## EXTRAIT CHOISI

▽

Voici une planche dont le sujet a toujours suscité de nombreuses interrogations … Tout initié à ses débuts est astreint au silence…

Une telle confrontation intérieure n’est pas sans effet…

Source : http://www.fideliteprudence.ch

Nous savons tous que la maçonnerie est la voie spirituelle qui met en son centre ni un discours intellectuel, ni une réflexion philosophique au sens strict, ni un acte de foi, mais le travail qui à chaque occasion est célébré!

La parole est-elle un outil, et sous quelle forme l’est-elle ou non ? – Tel est l’objet de notre travail ce soir.

La parole est la dimension où nous advenons à notre être même – que cela nous apparaisse dans la nudité du coeur, dans le déploiement vrai de ce que nous regardons ou dans l’expérience de la beauté où la chose se découvre à nous dans tout son éclat.

Une autre manière de faire apparaître cette différence, entre la parole authentique et la parole habituelle, est de souligner qu’une parole authentique est une parole qui soutient, même de manière inapparente notre propre mortalité.

Vrai maçon est celui qui est entré dans le cabinet de réflexion et a pu en sortir victorieux. Car, il sort victorieux d’un face à face avec la mort. Une telle victoire consiste à ne plus se dérober au fait que nous sommes mortels!

Ce face à face seul permet d’accéder à notre véritable identité: celle d’un être régénéré.

Or, ce face à face n’est pas dépassé, oublié dans ce moment précédant notre initiation, mais à chaque instant, nous avons à réaliser cette initiation qui, sans cela, reste purement virtuelle.

Une parole qui affronte notre mort est celle où nous sommes dit. Non pas où nos passions sont dites, mais ce que nous sommes, des maçons sur un chantier!

I.      Parole authentique, parole inauthentique.

Quelle parole pourrait soutenir l’intensité et la brillance de ces brefs instants où les yeux de deux personnes se rencontrent. Ce moment où se regardant, ils se sentent reconnu pour ce qu’ils sont.

A cet instant, aucune parole ne peut exprimer leurs sentiments…

Le silence est dans son ouverture la plus propre, capable d’abriter des résonances les plus profondes de sens!

Alors, comment la parole pourrait-elle ne pas dévaler d’une telle hauteur?

Et, en effet, le plus souvent elle cache, recouvre ces moments éclatants qui nous arrivent dans la vie.

Lorsque nous écoutons un morceau de musique, comme le concerto opus 77 de Brahms, quelle parole peut s’élever assez pour rendre compte de l’inouï qui se laisse ainsi entendre.

D’autre part, la parole a ceci d’effrayant que la plupart de ce qui est dit, ne l’est que pour distraire du sens de l’expérience humaine.  – Souvent aussi elle est prononcée que pour recouvrir un silence inquiétant, qui met mal à l’aise.

On prend des poses. On parle, cachant ce qu’on est, derrière ce qu’on voudrait faire apparaître.

△

## DONNÉES FOURNIES
▽

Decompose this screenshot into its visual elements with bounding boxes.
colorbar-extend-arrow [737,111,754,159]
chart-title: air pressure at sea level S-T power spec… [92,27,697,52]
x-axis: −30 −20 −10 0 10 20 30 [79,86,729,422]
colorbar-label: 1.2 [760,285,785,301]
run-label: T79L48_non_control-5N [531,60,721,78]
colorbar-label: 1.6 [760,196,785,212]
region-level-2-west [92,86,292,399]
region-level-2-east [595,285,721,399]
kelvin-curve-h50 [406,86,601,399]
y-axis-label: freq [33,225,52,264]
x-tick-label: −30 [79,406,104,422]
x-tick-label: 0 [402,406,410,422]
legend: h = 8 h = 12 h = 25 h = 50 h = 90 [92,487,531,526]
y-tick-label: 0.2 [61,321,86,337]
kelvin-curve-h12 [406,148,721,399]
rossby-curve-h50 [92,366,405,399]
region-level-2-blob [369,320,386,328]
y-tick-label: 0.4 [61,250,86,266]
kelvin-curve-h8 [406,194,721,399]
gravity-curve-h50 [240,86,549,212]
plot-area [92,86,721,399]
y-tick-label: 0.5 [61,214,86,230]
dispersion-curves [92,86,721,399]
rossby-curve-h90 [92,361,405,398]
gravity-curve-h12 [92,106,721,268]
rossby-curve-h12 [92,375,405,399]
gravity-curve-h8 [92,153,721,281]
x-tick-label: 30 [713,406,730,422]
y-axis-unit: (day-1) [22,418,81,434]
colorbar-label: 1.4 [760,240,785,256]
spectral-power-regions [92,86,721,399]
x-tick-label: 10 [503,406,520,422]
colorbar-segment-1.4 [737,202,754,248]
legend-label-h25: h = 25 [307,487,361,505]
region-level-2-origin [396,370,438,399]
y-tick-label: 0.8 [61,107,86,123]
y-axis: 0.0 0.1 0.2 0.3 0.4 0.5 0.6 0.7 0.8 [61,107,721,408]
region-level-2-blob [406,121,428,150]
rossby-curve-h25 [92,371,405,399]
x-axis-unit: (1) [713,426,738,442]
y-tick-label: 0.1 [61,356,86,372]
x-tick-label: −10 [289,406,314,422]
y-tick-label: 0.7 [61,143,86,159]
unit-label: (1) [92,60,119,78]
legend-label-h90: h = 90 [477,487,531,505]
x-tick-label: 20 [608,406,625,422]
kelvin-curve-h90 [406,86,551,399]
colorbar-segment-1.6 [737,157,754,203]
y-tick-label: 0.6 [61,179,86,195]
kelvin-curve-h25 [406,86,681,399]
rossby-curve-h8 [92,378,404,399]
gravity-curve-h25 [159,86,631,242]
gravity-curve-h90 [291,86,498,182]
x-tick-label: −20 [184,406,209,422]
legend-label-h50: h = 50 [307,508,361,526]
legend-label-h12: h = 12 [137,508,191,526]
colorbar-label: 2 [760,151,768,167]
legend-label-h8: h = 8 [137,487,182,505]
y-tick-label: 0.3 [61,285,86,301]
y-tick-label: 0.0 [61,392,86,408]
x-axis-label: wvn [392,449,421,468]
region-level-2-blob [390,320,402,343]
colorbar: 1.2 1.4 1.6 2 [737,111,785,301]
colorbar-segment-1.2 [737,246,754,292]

△

## ÉNONCÉ 1
Dressez la liste de tout ce que, d'après l'extrait choisi, la maçonnerie ne met pas en son centre.
## ÉNONCÉ 2
Répondez aux questions suivantes à partir de l'extrait choisi :
(a) Quel morceau de musique est donné en exemple ?
(b) Qui est appelé « vrai maçon » ?
(c) Quel est l'objet du travail annoncé pour ce soir ?

## RÉPONSE RÉDIGÉE 1
- un discours intellectuel
- une réflexion philosophique au sens strict
- un acte de foi

## RÉPONSE RÉDIGÉE 2
(a) Le concerto opus 77 de Brahms.
(b) Celui qui est entré dans le cabinet de réflexion et a pu en sortir victorieux.
(c) Savoir si la parole est un outil, et sous quelle forme elle l'est ou non.